## Start Records provided

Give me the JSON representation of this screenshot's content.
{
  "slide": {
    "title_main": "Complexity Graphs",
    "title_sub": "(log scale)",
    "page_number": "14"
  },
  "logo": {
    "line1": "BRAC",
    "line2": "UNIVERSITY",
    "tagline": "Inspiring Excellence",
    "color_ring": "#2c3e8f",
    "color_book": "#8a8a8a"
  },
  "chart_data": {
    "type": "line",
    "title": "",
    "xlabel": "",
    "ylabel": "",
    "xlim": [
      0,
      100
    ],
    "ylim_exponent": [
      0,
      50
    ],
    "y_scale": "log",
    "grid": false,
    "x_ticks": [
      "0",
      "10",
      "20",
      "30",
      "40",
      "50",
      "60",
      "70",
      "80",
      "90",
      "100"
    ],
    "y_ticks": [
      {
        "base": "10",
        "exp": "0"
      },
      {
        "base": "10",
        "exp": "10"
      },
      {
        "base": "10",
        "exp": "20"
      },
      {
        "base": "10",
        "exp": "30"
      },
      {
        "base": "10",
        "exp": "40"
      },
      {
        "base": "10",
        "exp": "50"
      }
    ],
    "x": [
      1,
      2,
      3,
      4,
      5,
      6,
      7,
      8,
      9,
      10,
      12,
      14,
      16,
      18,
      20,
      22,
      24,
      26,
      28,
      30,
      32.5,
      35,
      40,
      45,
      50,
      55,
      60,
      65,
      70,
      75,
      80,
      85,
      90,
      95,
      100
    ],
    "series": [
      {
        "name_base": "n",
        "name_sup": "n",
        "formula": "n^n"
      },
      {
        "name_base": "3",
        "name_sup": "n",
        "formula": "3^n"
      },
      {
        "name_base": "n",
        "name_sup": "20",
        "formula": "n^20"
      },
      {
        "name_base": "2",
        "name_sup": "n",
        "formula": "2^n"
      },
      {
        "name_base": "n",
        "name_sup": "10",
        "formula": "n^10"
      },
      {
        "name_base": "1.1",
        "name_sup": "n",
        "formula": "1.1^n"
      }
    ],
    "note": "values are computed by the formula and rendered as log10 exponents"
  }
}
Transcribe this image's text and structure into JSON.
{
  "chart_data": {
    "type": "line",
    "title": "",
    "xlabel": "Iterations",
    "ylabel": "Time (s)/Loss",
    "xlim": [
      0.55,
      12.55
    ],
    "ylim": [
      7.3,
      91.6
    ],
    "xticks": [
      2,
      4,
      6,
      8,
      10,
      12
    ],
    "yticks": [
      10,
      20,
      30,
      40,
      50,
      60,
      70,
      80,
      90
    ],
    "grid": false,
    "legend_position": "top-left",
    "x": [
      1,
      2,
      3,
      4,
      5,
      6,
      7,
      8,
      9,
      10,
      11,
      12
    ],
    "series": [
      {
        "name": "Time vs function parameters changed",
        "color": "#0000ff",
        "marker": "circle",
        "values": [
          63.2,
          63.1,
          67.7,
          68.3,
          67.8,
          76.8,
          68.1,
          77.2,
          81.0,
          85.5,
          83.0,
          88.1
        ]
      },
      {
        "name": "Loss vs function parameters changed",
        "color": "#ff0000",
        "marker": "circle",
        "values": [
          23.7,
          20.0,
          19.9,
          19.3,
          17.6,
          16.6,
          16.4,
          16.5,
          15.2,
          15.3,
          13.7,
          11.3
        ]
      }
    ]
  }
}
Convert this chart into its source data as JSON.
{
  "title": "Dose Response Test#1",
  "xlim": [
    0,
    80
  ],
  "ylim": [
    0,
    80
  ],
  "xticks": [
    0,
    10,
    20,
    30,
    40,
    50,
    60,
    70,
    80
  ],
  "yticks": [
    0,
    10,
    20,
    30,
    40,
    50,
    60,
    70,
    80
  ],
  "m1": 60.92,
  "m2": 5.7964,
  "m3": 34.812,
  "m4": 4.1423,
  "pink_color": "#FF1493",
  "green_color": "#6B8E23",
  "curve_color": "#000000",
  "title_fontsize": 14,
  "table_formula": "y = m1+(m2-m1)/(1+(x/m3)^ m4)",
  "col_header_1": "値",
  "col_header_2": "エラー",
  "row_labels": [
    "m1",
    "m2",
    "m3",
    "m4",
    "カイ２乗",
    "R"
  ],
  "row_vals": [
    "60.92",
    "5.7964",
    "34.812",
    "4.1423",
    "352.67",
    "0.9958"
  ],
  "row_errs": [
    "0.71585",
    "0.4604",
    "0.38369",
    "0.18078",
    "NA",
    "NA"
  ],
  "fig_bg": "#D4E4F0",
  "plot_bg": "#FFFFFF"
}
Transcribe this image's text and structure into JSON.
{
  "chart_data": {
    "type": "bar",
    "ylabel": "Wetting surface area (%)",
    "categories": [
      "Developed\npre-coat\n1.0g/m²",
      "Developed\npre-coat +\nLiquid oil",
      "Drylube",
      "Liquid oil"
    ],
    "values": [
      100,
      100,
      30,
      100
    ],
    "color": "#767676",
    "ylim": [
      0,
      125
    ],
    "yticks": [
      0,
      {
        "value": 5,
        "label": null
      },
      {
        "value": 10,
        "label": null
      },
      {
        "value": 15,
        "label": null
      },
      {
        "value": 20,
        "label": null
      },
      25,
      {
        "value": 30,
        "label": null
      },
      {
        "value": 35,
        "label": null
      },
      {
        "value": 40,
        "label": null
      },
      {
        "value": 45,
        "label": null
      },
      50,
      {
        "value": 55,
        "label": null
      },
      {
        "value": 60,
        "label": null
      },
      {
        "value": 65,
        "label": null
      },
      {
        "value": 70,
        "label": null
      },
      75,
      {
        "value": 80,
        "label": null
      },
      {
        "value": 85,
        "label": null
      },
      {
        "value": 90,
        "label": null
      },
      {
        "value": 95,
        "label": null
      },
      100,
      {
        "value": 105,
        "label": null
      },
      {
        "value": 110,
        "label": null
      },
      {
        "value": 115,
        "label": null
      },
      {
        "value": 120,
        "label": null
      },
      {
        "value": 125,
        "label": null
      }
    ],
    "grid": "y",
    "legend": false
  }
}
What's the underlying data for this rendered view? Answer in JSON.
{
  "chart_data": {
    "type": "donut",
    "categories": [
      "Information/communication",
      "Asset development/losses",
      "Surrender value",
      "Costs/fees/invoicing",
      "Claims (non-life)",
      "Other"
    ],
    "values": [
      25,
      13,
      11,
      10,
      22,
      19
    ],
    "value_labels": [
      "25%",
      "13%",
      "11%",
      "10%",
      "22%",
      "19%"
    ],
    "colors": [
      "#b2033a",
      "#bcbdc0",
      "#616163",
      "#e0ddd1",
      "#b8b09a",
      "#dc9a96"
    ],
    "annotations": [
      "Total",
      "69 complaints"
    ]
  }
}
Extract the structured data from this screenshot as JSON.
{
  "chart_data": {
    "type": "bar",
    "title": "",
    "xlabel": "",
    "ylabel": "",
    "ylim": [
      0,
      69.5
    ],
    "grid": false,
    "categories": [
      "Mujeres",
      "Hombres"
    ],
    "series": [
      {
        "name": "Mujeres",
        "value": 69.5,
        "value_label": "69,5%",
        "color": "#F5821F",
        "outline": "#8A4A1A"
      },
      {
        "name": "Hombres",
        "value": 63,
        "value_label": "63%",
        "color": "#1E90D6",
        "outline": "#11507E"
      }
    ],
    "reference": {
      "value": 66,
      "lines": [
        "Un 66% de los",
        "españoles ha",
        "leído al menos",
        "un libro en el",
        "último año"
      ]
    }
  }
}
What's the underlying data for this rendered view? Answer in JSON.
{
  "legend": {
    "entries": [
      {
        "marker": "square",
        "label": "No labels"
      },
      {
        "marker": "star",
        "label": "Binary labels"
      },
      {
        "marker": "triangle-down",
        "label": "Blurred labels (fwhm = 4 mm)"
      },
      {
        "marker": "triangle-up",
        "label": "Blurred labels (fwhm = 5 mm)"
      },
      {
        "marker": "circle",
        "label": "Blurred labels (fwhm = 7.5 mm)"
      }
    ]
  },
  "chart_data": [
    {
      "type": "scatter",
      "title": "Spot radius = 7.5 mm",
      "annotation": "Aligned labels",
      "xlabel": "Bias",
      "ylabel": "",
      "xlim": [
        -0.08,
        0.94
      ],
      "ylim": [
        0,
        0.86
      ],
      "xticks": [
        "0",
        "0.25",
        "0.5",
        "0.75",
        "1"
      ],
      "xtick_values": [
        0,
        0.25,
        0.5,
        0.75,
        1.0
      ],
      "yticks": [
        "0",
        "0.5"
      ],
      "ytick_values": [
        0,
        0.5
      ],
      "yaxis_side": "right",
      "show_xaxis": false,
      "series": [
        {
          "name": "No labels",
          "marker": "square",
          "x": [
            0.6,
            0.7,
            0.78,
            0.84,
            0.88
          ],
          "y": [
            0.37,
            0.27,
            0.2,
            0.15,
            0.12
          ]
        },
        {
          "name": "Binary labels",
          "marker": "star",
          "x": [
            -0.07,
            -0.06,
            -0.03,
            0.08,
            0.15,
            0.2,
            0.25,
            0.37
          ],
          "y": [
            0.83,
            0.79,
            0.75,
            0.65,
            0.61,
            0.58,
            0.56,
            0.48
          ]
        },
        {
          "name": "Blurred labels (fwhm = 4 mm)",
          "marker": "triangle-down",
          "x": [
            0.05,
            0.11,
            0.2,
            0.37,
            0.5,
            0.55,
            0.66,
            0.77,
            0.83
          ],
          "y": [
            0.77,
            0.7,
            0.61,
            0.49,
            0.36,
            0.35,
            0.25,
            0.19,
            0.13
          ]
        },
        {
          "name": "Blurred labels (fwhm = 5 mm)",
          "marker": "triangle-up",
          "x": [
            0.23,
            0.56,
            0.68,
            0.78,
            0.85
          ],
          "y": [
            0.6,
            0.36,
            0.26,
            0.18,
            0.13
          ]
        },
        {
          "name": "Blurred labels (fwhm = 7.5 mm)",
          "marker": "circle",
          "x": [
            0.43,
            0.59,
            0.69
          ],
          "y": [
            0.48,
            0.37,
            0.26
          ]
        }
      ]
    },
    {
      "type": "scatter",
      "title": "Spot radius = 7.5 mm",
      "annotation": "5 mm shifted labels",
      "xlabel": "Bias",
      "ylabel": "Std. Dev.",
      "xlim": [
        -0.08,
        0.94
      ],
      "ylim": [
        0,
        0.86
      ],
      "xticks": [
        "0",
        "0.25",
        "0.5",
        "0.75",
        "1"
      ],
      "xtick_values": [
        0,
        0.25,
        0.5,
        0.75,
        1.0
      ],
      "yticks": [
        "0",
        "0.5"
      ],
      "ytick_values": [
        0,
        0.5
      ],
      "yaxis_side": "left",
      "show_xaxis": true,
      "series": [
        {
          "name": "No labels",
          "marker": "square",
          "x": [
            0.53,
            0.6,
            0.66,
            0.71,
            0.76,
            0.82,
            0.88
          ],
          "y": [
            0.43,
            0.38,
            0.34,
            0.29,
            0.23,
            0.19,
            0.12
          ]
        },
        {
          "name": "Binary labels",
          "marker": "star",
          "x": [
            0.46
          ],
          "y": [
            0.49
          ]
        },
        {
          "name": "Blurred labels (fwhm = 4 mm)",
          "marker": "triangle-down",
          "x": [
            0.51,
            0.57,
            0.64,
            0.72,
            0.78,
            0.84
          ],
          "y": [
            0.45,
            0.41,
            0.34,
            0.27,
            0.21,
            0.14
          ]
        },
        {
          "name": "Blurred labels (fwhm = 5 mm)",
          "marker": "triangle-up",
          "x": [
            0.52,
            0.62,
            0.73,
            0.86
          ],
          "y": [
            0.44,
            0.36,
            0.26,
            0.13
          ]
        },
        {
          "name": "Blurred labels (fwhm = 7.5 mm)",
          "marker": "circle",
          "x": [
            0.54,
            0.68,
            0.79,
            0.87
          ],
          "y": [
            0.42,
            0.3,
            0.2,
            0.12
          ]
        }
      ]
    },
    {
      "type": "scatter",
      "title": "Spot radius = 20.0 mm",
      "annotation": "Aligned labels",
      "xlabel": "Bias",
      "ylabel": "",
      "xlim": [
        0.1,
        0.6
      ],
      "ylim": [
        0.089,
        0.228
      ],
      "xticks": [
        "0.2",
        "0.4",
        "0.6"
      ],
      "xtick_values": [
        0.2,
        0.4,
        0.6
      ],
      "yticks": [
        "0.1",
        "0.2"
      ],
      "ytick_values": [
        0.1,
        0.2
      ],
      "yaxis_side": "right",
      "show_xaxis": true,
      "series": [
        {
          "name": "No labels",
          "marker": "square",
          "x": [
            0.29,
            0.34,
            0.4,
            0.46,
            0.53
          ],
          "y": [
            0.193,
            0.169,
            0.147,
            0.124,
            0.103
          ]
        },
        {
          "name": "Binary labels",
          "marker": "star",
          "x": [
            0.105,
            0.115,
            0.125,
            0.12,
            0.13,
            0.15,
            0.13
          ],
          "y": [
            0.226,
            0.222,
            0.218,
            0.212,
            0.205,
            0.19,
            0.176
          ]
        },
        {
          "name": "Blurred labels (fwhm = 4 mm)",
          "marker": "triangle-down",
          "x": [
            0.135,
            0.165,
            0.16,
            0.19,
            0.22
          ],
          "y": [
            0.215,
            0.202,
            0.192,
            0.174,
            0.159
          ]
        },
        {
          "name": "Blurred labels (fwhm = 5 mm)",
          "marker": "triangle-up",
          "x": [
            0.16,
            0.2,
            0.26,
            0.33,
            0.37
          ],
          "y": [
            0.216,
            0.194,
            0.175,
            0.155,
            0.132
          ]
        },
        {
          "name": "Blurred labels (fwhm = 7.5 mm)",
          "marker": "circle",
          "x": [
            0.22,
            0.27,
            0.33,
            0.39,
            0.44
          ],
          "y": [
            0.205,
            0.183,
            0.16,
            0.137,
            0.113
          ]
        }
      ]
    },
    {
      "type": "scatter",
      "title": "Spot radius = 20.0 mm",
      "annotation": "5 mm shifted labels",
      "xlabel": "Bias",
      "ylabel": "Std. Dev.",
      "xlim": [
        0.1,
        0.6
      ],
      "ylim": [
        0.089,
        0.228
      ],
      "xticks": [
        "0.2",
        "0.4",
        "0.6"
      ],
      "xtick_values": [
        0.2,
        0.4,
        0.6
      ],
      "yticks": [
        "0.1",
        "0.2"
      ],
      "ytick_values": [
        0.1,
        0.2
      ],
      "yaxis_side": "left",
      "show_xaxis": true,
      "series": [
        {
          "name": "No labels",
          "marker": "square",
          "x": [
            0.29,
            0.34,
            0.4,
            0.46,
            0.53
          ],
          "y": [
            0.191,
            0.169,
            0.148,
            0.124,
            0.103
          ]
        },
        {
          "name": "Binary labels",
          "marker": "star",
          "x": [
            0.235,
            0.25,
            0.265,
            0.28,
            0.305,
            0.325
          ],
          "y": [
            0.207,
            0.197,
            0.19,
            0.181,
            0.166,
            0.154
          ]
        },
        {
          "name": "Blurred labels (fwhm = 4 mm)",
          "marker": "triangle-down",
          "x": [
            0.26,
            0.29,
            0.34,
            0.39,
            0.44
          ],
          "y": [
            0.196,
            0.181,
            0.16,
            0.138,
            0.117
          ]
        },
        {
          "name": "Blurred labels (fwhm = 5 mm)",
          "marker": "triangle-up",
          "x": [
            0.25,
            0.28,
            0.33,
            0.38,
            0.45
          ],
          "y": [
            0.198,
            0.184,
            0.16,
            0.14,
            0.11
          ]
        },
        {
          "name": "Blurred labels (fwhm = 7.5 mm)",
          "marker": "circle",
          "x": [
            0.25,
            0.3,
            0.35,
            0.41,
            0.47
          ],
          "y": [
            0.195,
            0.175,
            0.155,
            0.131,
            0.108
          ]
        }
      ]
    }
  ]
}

## End Records provided

### [Task brief]
Copy each line from the data above that includes "changed".

### [Response]
        "name": "Time vs function parameters changed",
        "name": "Loss vs function parameters changed",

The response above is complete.